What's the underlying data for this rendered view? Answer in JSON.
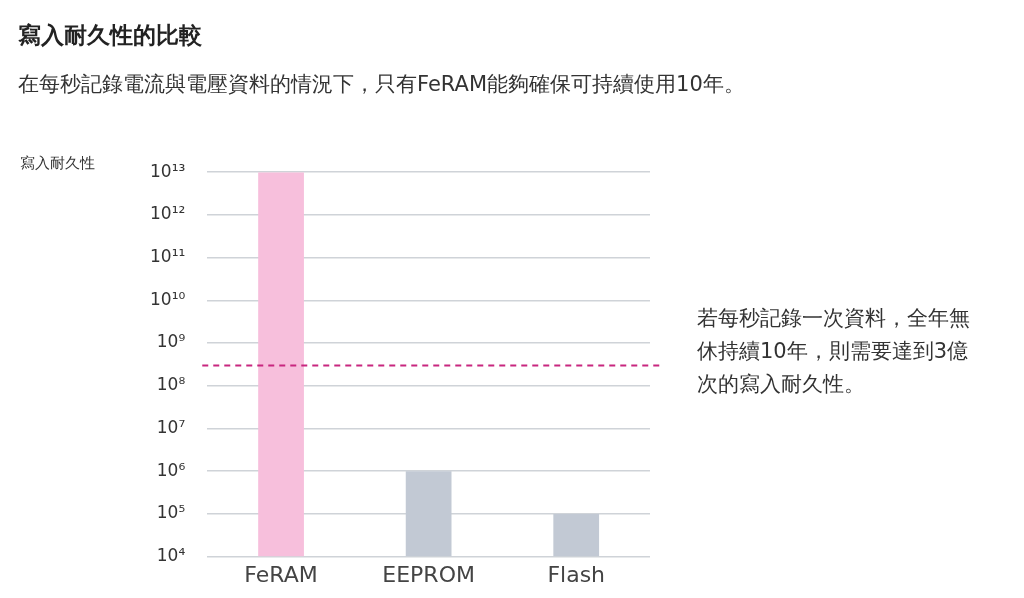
{
  "chart_data": {
    "type": "bar",
    "title": "寫入耐久性的比較",
    "subtitle": "在每秒記錄電流與電壓資料的情況下，只有FeRAM能夠確保可持續使用10年。",
    "ylabel": "寫入耐久性",
    "categories": [
      "FeRAM",
      "EEPROM",
      "Flash"
    ],
    "values": [
      10000000000000.0,
      1000000.0,
      100000.0
    ],
    "colors": [
      "#f7bfdc",
      "#c2c9d4",
      "#c2c9d4"
    ],
    "log": "y",
    "ylim": [
      10000.0,
      10000000000000.0
    ],
    "yticks": [
      {
        "value": 10000.0,
        "label": "10⁴"
      },
      {
        "value": 100000.0,
        "label": "10⁵"
      },
      {
        "value": 1000000.0,
        "label": "10⁶"
      },
      {
        "value": 10000000.0,
        "label": "10⁷"
      },
      {
        "value": 100000000.0,
        "label": "10⁸"
      },
      {
        "value": 1000000000.0,
        "label": "10⁹"
      },
      {
        "value": 10000000000.0,
        "label": "10¹⁰"
      },
      {
        "value": 100000000000.0,
        "label": "10¹¹"
      },
      {
        "value": 1000000000000.0,
        "label": "10¹²"
      },
      {
        "value": 10000000000000.0,
        "label": "10¹³"
      }
    ],
    "grid": "y",
    "legend": false,
    "ref_lines": [
      {
        "axis": "y",
        "value": 300000000.0,
        "color": "#c8267f",
        "line_style": "dashed"
      }
    ],
    "annotations": [
      "若每秒記錄一次資料，全年無休持續10年，則需要達到3億次的寫入耐久性。"
    ]
  }
}
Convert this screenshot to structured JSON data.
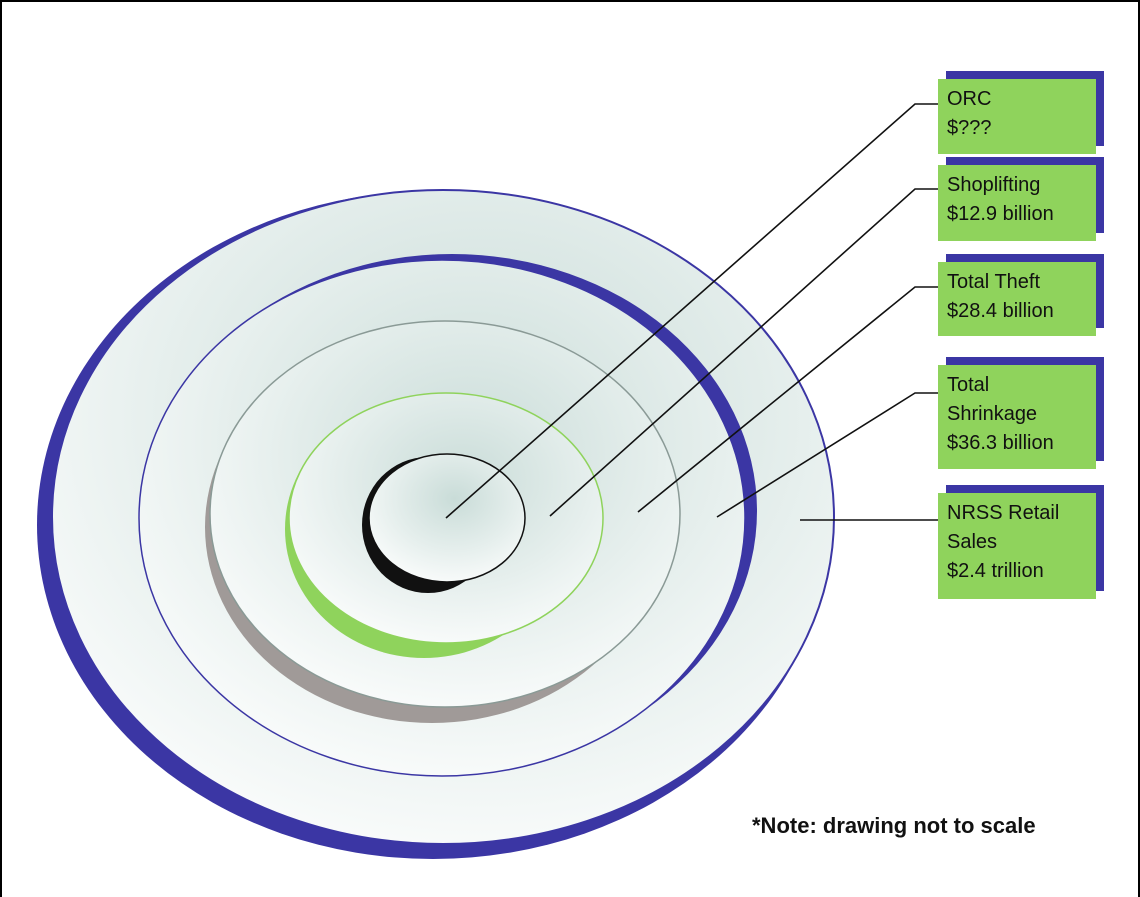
{
  "labels": {
    "orc": {
      "line1": "ORC",
      "line2": "$???"
    },
    "shoplifting": {
      "line1": "Shoplifting",
      "line2": "$12.9 billion"
    },
    "total_theft": {
      "line1": "Total Theft",
      "line2": "$28.4 billion"
    },
    "total_shrinkage": {
      "line1": "Total",
      "line2": "Shrinkage",
      "line3": "$36.3 billion"
    },
    "nrss_retail_sales": {
      "line1": "NRSS Retail",
      "line2": "Sales",
      "line3": "$2.4 trillion"
    }
  },
  "note": "*Note: drawing not to scale",
  "colors": {
    "label_fill": "#8fd35c",
    "label_shadow": "#3b36a4",
    "outer_ring": "#3b36a4",
    "shrinkage_ring": "#3b36a4",
    "theft_ring": "#a09a98",
    "shoplifting_ring": "#8fd35c",
    "orc_ring": "#111111",
    "disc_fill": "#eef4f2"
  }
}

+-------+

■ **WHAT THE TASK REQUIRES**
Reproduce each line exactly as it appears, omitting the pictures.

■ **THE COMPLETED TASK**
What's the underlying data for this rendered view? Answer in JSON.
{
  "chart_data": {
    "type": "bar",
    "title": "寫入耐久性的比較",
    "subtitle": "在每秒記錄電流與電壓資料的情況下，只有FeRAM能夠確保可持續使用10年。",
    "ylabel": "寫入耐久性",
    "categories": [
      "FeRAM",
      "EEPROM",
      "Flash"
    ],
    "values": [
      10000000000000.0,
      1000000.0,
      100000.0
    ],
    "colors": [
      "#f7bfdc",
      "#c2c9d4",
      "#c2c9d4"
    ],
    "log": "y",
    "ylim": [
      10000.0,
      10000000000000.0
    ],
    "yticks": [
      {
        "value": 10000.0,
        "label": "10⁴"
      },
      {
        "value": 100000.0,
        "label": "10⁵"
      },
      {
        "value": 1000000.0,
        "label": "10⁶"
      },
      {
        "value": 10000000.0,
        "label": "10⁷"
      },
      {
        "value": 100000000.0,
        "label": "10⁸"
      },
      {
        "value": 1000000000.0,
        "label": "10⁹"
      },
      {
        "value": 10000000000.0,
        "label": "10¹⁰"
      },
      {
        "value": 100000000000.0,
        "label": "10¹¹"
      },
      {
        "value": 1000000000000.0,
        "label": "10¹²"
      },
      {
        "value": 10000000000000.0,
        "label": "10¹³"
      }
    ],
    "grid": "y",
    "legend": false,
    "ref_lines": [
      {
        "axis": "y",
        "value": 300000000.0,
        "color": "#c8267f",
        "line_style": "dashed"
      }
    ],
    "annotations": [
      "若每秒記錄一次資料，全年無休持續10年，則需要達到3億次的寫入耐久性。"
    ]
  }
}
Convert this screenshot to structured JSON data.
{
  "labels": {
    "orc": {
      "line1": "ORC",
      "line2": "$???"
    },
    "shoplifting": {
      "line1": "Shoplifting",
      "line2": "$12.9 billion"
    },
    "total_theft": {
      "line1": "Total Theft",
      "line2": "$28.4 billion"
    },
    "total_shrinkage": {
      "line1": "Total",
      "line2": "Shrinkage",
      "line3": "$36.3 billion"
    },
    "nrss_retail_sales": {
      "line1": "NRSS Retail",
      "line2": "Sales",
      "line3": "$2.4 trillion"
    }
  },
  "note": "*Note: drawing not to scale",
  "colors": {
    "label_fill": "#8fd35c",
    "label_shadow": "#3b36a4",
    "outer_ring": "#3b36a4",
    "shrinkage_ring": "#3b36a4",
    "theft_ring": "#a09a98",
    "shoplifting_ring": "#8fd35c",
    "orc_ring": "#111111",
    "disc_fill": "#eef4f2"
  }
}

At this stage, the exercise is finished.